◆ PROBLEM ◆
Restate, word for word, all of the material shown below.

---

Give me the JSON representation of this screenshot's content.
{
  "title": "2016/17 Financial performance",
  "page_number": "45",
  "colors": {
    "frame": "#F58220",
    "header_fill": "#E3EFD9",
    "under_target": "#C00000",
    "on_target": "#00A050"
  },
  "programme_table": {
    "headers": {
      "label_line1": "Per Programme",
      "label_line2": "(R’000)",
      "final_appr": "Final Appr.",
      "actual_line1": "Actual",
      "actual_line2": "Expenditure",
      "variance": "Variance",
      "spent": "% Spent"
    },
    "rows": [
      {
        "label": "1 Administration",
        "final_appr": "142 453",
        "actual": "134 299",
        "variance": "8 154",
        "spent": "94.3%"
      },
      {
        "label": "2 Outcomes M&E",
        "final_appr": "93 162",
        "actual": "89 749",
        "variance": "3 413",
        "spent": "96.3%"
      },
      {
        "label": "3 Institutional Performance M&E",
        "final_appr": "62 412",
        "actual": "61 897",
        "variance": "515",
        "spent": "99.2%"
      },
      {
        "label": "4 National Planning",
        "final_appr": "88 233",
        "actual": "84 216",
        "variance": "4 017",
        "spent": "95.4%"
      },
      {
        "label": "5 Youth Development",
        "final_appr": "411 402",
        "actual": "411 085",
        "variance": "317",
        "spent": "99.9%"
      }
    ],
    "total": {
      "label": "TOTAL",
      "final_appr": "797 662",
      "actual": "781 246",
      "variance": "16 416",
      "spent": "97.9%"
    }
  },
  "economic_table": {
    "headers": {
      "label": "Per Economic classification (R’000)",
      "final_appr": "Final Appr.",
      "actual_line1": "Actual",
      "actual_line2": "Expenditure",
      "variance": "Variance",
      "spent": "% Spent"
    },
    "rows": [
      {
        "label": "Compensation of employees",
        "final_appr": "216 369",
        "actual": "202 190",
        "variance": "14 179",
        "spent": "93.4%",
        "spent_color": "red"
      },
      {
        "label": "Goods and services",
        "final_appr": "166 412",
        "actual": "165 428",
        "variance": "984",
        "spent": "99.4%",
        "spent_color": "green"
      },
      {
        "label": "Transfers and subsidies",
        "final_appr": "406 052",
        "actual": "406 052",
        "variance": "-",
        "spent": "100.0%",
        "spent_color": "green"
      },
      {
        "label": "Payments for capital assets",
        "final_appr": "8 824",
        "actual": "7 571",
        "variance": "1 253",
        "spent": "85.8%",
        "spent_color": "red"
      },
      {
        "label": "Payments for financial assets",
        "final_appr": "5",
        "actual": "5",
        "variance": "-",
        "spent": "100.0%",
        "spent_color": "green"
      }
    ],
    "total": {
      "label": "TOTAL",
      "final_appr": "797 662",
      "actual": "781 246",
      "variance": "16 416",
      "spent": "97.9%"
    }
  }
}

---

◆ FINISHED EXERCISE ◆
Give me the JSON representation of this screenshot's content.
{
  "title": "2016/17 Financial performance",
  "page_number": "45",
  "colors": {
    "frame": "#F58220",
    "header_fill": "#E3EFD9",
    "under_target": "#C00000",
    "on_target": "#00A050"
  },
  "programme_table": {
    "headers": {
      "label_line1": "Per Programme",
      "label_line2": "(R’000)",
      "final_appr": "Final Appr.",
      "actual_line1": "Actual",
      "actual_line2": "Expenditure",
      "variance": "Variance",
      "spent": "% Spent"
    },
    "rows": [
      {
        "label": "1 Administration",
        "final_appr": "142 453",
        "actual": "134 299",
        "variance": "8 154",
        "spent": "94.3%"
      },
      {
        "label": "2 Outcomes M&E",
        "final_appr": "93 162",
        "actual": "89 749",
        "variance": "3 413",
        "spent": "96.3%"
      },
      {
        "label": "3 Institutional Performance M&E",
        "final_appr": "62 412",
        "actual": "61 897",
        "variance": "515",
        "spent": "99.2%"
      },
      {
        "label": "4 National Planning",
        "final_appr": "88 233",
        "actual": "84 216",
        "variance": "4 017",
        "spent": "95.4%"
      },
      {
        "label": "5 Youth Development",
        "final_appr": "411 402",
        "actual": "411 085",
        "variance": "317",
        "spent": "99.9%"
      }
    ],
    "total": {
      "label": "TOTAL",
      "final_appr": "797 662",
      "actual": "781 246",
      "variance": "16 416",
      "spent": "97.9%"
    }
  },
  "economic_table": {
    "headers": {
      "label": "Per Economic classification (R’000)",
      "final_appr": "Final Appr.",
      "actual_line1": "Actual",
      "actual_line2": "Expenditure",
      "variance": "Variance",
      "spent": "% Spent"
    },
    "rows": [
      {
        "label": "Compensation of employees",
        "final_appr": "216 369",
        "actual": "202 190",
        "variance": "14 179",
        "spent": "93.4%",
        "spent_color": "red"
      },
      {
        "label": "Goods and services",
        "final_appr": "166 412",
        "actual": "165 428",
        "variance": "984",
        "spent": "99.4%",
        "spent_color": "green"
      },
      {
        "label": "Transfers and subsidies",
        "final_appr": "406 052",
        "actual": "406 052",
        "variance": "-",
        "spent": "100.0%",
        "spent_color": "green"
      },
      {
        "label": "Payments for capital assets",
        "final_appr": "8 824",
        "actual": "7 571",
        "variance": "1 253",
        "spent": "85.8%",
        "spent_color": "red"
      },
      {
        "label": "Payments for financial assets",
        "final_appr": "5",
        "actual": "5",
        "variance": "-",
        "spent": "100.0%",
        "spent_color": "green"
      }
    ],
    "total": {
      "label": "TOTAL",
      "final_appr": "797 662",
      "actual": "781 246",
      "variance": "16 416",
      "spent": "97.9%"
    }
  }
}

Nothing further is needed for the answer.